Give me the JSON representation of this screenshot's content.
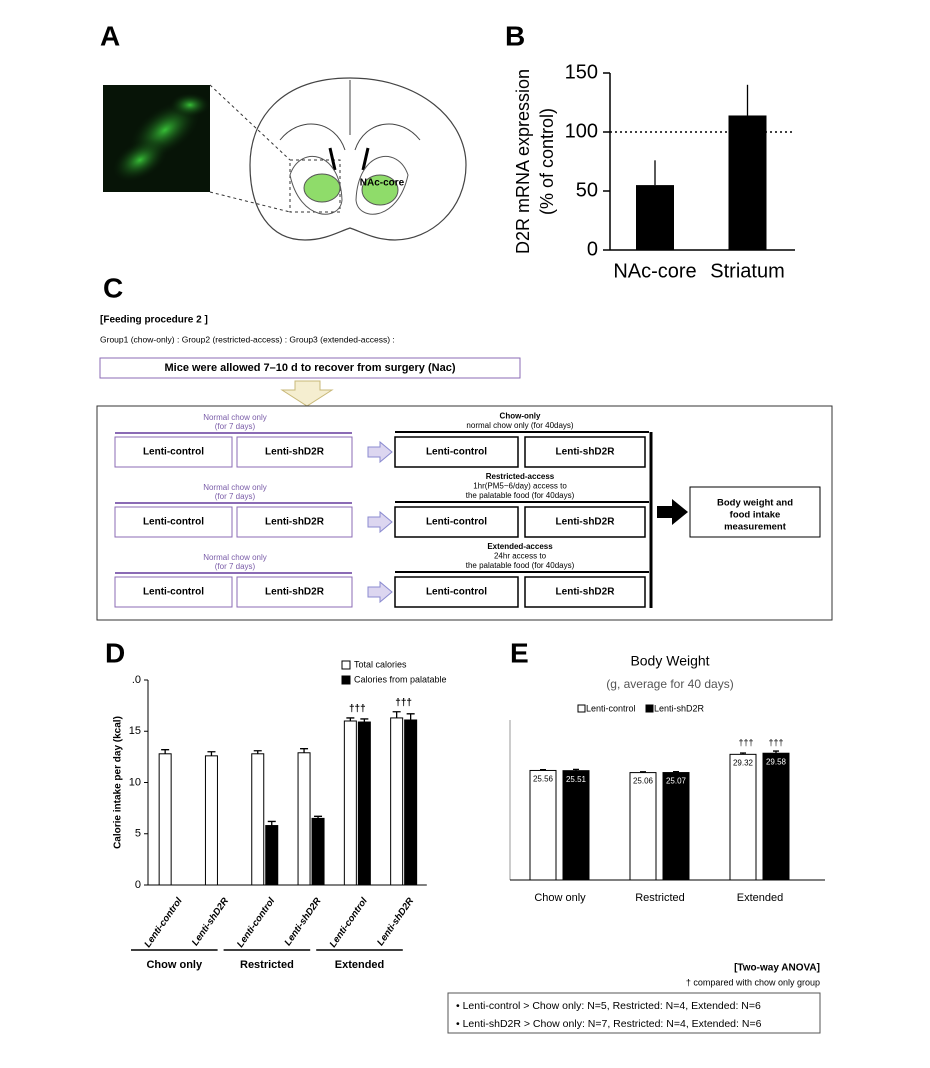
{
  "panel_a": {
    "label": "A",
    "region": "NAc-core"
  },
  "panel_c": {
    "label": "C",
    "heading": "[Feeding procedure 2 ]",
    "groups": "Group1 (chow-only) : Group2 (restricted-access) : Group3 (extended-access) :",
    "recovery": "Mice were allowed 7–10 d to recover from surgery (Nac)",
    "rows": [
      {
        "pre": [
          "Normal chow only",
          "(for 7 days)"
        ],
        "left": [
          "Lenti-control",
          "Lenti-shD2R"
        ],
        "post": [
          "Chow-only",
          "normal chow only (for 40days)"
        ],
        "right": [
          "Lenti-control",
          "Lenti-shD2R"
        ]
      },
      {
        "pre": [
          "Normal chow only",
          "(for 7 days)"
        ],
        "left": [
          "Lenti-control",
          "Lenti-shD2R"
        ],
        "post": [
          "Restricted-access",
          "1hr(PM5~6/day) access to",
          "the palatable food (for 40days)"
        ],
        "right": [
          "Lenti-control",
          "Lenti-shD2R"
        ]
      },
      {
        "pre": [
          "Normal chow only",
          "(for 7 days)"
        ],
        "left": [
          "Lenti-control",
          "Lenti-shD2R"
        ],
        "post": [
          "Extended-access",
          "24hr access to",
          "the palatable food (for 40days)"
        ],
        "right": [
          "Lenti-control",
          "Lenti-shD2R"
        ]
      }
    ],
    "outcome": [
      "Body weight and",
      "food intake",
      "measurement"
    ]
  },
  "chart_data": [
    {
      "type": "bar",
      "panel": "B",
      "y_label": [
        "D2R mRNA expression",
        "(% of control)"
      ],
      "categories": [
        "NAc-core",
        "Striatum"
      ],
      "values": [
        55,
        114
      ],
      "errors": [
        21,
        26
      ],
      "color": "#000000",
      "ylim": [
        0,
        150
      ],
      "yticks": [
        0,
        50,
        100,
        150
      ],
      "reference_line": 100
    },
    {
      "type": "grouped_bar",
      "panel": "D",
      "y_label": "Calorie intake per day (kcal)",
      "categories": [
        "Lenti-control",
        "Lenti-shD2R",
        "Lenti-control",
        "Lenti-shD2R",
        "Lenti-control",
        "Lenti-shD2R"
      ],
      "groups": [
        "Chow only",
        "Restricted",
        "Extended"
      ],
      "series": [
        {
          "name": "Total calories",
          "color": "#ffffff",
          "values": [
            12.8,
            12.6,
            12.8,
            12.9,
            16.0,
            16.3
          ],
          "errors": [
            0.4,
            0.4,
            0.3,
            0.4,
            0.3,
            0.6
          ]
        },
        {
          "name": "Calories from palatable",
          "color": "#000000",
          "values": [
            null,
            null,
            5.8,
            6.5,
            15.9,
            16.1
          ],
          "errors": [
            null,
            null,
            0.4,
            0.2,
            0.3,
            0.6
          ]
        }
      ],
      "annotations": [
        null,
        null,
        null,
        null,
        "†††",
        "†††"
      ],
      "ylim": [
        0,
        20
      ],
      "yticks": [
        0,
        5,
        10,
        15,
        {
          "value": 20,
          "label": ".0"
        }
      ]
    },
    {
      "type": "grouped_bar",
      "panel": "E",
      "title": "Body Weight",
      "subtitle": "(g, average for 40 days)",
      "categories": [
        "Chow only",
        "Restricted",
        "Extended"
      ],
      "series": [
        {
          "name": "Lenti-control",
          "color": "#ffffff",
          "values": [
            25.56,
            25.06,
            29.32
          ],
          "errors": [
            0.2,
            0.2,
            0.3
          ]
        },
        {
          "name": "Lenti-shD2R",
          "color": "#000000",
          "values": [
            25.51,
            25.07,
            29.58
          ],
          "errors": [
            0.3,
            0.2,
            0.5
          ]
        }
      ],
      "annotations": [
        null,
        null,
        "†††"
      ],
      "data_labels": true,
      "ylim": [
        0,
        42
      ]
    }
  ],
  "footnotes": {
    "test": "[Two-way ANOVA]",
    "dagger": "† compared with chow only group",
    "n": [
      "• Lenti-control > Chow only: N=5, Restricted: N=4, Extended: N=6",
      "• Lenti-shD2R > Chow only: N=7, Restricted: N=4, Extended: N=6"
    ]
  }
}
━━━━
Check each line of the listing for "only". Show those that have it.

    "groups": "Group1 (chow-only) : Group2 (restricted-access) : Group3 (extended-access) :",
          "Normal chow only",
          "Chow-only",
          "normal chow only (for 40days)"
          "Normal chow only",
          "Normal chow only",
        "Chow only",
        "Chow only",
    "dagger": "† compared with chow only group",
      "• Lenti-control > Chow only: N=5, Restricted: N=4, Extended: N=6",
      "• Lenti-shD2R > Chow only: N=7, Restricted: N=4, Extended: N=6"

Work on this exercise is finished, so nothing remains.